[What you need to do]: Which lines in the records below contain the word "ELLOSDAYS"? Copy each one out.

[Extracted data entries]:
┌──
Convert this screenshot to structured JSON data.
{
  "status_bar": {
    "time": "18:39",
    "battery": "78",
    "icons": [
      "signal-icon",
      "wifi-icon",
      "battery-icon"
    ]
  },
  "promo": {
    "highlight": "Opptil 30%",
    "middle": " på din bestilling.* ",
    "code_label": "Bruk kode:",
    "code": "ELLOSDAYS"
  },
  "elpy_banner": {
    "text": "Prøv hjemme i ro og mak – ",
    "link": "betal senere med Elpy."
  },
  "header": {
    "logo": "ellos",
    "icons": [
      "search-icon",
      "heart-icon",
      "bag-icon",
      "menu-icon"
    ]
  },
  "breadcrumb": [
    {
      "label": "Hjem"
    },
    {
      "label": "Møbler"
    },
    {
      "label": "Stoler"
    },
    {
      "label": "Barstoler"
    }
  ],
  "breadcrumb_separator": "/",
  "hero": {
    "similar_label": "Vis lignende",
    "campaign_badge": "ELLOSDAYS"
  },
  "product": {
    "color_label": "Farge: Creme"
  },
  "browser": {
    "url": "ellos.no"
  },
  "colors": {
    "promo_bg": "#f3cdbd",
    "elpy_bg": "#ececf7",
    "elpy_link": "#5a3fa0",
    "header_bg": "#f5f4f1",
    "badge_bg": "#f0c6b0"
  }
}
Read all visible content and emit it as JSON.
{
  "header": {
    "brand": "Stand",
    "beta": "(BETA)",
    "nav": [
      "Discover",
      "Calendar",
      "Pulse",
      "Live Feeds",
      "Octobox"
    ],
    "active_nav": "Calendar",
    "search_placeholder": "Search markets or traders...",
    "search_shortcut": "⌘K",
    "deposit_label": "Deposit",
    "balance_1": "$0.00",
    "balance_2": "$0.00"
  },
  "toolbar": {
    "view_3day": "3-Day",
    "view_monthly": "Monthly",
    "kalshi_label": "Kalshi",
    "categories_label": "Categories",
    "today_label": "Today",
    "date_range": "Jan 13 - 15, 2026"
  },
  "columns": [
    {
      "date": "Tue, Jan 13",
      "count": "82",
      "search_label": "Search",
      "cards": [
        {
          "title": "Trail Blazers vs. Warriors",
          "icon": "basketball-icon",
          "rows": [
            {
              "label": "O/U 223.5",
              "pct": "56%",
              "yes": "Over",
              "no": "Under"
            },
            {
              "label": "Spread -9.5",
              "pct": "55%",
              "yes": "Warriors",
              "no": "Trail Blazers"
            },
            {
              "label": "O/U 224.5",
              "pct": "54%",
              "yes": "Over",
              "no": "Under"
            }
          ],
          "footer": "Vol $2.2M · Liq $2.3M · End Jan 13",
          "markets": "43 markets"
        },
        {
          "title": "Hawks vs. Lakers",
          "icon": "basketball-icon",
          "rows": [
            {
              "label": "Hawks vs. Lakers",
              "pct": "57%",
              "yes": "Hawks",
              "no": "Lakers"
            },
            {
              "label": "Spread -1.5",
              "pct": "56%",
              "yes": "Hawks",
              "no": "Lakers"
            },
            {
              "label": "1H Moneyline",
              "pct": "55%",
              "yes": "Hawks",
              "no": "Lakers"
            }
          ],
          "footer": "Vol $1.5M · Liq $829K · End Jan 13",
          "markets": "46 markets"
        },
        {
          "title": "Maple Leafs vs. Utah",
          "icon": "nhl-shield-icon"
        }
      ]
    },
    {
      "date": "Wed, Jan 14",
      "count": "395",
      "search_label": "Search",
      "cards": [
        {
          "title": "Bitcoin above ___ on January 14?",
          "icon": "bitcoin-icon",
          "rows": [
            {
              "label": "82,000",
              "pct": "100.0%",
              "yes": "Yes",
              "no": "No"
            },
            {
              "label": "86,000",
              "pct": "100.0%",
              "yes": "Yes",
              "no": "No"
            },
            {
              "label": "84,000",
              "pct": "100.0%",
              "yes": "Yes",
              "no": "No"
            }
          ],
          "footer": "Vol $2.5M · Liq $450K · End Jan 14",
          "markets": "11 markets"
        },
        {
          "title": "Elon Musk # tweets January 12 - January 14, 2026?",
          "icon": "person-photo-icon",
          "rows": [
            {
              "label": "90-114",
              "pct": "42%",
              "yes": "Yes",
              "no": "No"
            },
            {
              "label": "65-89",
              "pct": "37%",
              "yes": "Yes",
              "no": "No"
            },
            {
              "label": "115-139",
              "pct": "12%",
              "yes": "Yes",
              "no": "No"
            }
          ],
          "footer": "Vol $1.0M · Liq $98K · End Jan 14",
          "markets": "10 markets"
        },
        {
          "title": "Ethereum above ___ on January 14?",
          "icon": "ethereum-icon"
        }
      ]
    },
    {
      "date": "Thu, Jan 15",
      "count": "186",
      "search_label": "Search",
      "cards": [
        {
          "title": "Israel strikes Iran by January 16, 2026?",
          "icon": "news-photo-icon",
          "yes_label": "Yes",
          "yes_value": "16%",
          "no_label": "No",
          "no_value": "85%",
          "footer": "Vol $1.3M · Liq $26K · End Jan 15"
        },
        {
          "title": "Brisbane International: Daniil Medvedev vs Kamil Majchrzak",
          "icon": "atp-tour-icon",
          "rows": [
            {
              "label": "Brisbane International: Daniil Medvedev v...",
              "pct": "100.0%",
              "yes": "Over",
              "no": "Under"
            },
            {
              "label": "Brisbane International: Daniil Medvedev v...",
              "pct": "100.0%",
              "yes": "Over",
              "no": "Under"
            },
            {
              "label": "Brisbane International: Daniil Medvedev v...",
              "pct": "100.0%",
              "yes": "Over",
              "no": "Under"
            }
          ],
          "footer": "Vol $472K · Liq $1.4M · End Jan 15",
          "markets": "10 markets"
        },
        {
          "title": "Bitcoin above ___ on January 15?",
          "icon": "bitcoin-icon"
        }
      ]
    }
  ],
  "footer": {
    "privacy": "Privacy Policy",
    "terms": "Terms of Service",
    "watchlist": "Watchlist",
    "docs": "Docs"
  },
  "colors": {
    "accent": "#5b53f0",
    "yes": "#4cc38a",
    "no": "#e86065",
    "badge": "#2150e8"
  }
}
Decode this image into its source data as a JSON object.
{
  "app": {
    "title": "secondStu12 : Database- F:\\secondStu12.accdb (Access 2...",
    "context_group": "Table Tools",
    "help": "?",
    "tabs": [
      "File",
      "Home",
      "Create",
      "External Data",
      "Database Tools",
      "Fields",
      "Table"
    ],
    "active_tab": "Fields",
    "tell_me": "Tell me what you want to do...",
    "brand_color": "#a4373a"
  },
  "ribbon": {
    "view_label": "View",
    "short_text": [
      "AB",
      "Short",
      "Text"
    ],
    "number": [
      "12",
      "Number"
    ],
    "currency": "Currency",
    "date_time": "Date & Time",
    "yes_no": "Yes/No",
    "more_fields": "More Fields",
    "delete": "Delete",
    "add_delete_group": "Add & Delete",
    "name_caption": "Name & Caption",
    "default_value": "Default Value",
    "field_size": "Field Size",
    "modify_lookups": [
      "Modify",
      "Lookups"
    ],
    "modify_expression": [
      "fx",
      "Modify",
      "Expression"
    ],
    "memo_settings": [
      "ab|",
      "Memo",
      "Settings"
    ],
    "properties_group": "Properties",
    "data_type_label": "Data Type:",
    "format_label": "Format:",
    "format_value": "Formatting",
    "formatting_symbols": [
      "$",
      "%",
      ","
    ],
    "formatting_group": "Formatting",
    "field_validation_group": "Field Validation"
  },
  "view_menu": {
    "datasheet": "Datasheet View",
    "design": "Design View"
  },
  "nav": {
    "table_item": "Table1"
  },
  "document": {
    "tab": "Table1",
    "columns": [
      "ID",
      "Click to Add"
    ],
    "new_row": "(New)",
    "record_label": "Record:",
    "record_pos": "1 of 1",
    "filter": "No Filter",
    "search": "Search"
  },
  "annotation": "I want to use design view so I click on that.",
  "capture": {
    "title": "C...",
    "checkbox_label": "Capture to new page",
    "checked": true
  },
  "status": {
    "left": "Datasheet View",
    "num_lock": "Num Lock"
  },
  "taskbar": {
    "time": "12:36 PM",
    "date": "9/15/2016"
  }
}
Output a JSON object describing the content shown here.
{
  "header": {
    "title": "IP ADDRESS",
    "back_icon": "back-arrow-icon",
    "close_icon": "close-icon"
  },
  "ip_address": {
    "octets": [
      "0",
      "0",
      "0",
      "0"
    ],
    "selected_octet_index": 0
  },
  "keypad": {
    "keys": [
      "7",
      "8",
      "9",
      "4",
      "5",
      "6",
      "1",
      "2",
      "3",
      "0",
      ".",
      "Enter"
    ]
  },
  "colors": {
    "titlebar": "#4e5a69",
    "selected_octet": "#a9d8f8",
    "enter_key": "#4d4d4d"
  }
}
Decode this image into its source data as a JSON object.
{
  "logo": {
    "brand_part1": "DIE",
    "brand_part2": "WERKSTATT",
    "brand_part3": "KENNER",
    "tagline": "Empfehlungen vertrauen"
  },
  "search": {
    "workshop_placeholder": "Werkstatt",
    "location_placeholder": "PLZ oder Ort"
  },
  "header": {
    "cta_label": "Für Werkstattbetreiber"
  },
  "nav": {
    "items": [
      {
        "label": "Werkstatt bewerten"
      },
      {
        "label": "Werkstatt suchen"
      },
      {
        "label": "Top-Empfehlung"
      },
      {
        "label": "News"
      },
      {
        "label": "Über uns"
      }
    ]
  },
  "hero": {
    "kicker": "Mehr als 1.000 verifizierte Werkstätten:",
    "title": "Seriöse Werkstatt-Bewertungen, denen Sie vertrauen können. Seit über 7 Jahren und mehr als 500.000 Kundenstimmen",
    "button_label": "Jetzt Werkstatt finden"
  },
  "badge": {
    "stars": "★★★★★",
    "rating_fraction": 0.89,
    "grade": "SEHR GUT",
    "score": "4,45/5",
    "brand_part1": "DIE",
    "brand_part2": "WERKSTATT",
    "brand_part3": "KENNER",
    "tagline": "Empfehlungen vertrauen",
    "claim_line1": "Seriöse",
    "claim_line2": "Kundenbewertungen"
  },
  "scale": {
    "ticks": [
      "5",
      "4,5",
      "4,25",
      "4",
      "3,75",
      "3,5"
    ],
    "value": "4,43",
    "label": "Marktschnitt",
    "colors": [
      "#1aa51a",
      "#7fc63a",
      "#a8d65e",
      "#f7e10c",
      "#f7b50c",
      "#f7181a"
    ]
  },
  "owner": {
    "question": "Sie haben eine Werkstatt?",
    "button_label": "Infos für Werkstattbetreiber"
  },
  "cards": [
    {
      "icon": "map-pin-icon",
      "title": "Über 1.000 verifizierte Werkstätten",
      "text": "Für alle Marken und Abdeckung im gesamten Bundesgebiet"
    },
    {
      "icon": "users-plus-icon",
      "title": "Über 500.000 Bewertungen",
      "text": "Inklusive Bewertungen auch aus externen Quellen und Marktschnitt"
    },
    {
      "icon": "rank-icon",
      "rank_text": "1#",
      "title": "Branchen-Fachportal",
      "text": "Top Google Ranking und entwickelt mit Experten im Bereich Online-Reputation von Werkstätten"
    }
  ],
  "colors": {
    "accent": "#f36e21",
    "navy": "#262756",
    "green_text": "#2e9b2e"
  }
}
└──
[Reply]:
    "code": "ELLOSDAYS"
    "campaign_badge": "ELLOSDAYS"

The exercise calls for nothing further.